Looking at the listing beneath, work out how many lines hold "JSON" and report only that figure.

..............................

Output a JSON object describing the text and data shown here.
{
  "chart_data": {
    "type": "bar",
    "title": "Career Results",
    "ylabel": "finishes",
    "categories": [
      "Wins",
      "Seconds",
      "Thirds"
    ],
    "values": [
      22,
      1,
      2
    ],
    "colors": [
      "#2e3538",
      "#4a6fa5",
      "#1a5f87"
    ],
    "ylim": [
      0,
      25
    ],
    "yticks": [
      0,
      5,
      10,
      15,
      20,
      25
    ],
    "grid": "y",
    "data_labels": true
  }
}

..............................

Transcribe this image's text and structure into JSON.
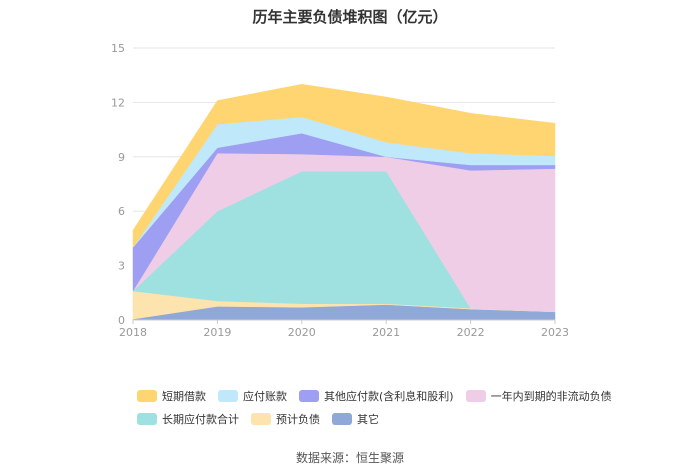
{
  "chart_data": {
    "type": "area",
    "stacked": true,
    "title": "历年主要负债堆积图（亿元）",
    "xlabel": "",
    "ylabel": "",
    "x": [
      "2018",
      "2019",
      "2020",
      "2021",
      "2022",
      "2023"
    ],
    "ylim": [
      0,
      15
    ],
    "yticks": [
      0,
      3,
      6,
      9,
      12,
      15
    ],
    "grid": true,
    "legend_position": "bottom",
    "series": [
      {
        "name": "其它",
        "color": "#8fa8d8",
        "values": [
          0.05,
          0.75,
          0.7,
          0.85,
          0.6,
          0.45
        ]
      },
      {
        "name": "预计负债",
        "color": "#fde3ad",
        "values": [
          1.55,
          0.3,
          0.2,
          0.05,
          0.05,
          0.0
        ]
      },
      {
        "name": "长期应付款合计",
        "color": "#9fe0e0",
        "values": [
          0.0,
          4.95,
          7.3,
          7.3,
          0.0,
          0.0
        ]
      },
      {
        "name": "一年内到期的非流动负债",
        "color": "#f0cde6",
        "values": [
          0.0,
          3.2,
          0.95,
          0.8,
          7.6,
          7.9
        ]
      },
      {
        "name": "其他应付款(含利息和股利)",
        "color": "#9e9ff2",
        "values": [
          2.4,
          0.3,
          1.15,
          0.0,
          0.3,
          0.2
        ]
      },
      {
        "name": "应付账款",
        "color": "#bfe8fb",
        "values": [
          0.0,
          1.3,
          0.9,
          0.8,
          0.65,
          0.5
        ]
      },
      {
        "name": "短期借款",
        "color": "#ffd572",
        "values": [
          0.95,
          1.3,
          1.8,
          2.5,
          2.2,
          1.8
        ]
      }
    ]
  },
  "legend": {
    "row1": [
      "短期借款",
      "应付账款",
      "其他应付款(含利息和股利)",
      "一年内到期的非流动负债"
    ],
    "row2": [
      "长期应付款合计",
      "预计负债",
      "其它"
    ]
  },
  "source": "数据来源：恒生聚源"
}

..............................

## WRITTEN SOLUTION
2